# Problem statement
Below are the records; pull every line that includes "Check".

▬▬▬▬▬▬

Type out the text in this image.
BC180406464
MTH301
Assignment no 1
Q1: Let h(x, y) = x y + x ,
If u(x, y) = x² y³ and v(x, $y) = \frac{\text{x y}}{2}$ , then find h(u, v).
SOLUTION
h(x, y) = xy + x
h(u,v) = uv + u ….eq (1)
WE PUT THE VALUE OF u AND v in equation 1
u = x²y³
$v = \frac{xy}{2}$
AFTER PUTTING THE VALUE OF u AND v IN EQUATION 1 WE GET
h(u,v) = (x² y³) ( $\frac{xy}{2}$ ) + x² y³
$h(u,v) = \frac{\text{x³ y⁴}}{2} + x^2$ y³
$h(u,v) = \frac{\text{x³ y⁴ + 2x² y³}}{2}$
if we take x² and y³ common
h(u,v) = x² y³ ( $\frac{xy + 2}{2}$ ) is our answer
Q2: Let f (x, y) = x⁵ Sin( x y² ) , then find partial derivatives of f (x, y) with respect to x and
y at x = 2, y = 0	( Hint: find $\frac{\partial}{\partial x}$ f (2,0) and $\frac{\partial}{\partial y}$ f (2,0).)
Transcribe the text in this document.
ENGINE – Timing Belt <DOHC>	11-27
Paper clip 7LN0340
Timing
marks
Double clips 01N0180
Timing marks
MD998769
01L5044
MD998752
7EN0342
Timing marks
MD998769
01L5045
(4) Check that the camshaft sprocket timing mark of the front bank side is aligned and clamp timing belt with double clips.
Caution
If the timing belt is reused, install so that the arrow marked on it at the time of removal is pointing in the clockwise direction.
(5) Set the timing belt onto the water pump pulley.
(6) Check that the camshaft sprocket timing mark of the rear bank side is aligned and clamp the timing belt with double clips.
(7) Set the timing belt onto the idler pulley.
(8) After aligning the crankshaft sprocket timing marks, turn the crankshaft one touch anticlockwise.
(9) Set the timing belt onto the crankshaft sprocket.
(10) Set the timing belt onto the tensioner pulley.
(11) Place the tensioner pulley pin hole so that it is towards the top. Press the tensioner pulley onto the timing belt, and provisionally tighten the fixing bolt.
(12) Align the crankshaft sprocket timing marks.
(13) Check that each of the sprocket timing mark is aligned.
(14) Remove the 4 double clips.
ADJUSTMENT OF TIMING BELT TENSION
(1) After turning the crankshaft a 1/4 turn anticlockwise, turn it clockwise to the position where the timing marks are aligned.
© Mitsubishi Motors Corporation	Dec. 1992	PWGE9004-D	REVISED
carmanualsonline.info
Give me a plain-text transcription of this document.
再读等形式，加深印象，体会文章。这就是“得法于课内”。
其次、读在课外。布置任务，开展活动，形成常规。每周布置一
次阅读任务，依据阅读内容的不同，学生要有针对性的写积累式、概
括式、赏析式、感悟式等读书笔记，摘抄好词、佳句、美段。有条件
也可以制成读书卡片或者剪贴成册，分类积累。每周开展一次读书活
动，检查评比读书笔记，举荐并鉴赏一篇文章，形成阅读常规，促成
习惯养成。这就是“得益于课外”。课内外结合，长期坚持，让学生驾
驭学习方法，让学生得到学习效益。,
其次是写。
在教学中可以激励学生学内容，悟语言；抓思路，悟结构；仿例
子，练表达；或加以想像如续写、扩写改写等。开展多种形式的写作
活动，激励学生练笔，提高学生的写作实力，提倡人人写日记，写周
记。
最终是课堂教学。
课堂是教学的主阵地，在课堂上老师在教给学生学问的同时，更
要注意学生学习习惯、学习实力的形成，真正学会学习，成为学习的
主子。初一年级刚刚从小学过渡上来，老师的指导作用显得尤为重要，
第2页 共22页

▬▬▬▬▬▬

# Exercise solution
(4) Check that the camshaft sprocket timing mark of the front bank side is aligned and clamp timing belt with double clips.
(6) Check that the camshaft sprocket timing mark of the rear bank side is aligned and clamp the timing belt with double clips.
(13) Check that each of the sprocket timing mark is aligned.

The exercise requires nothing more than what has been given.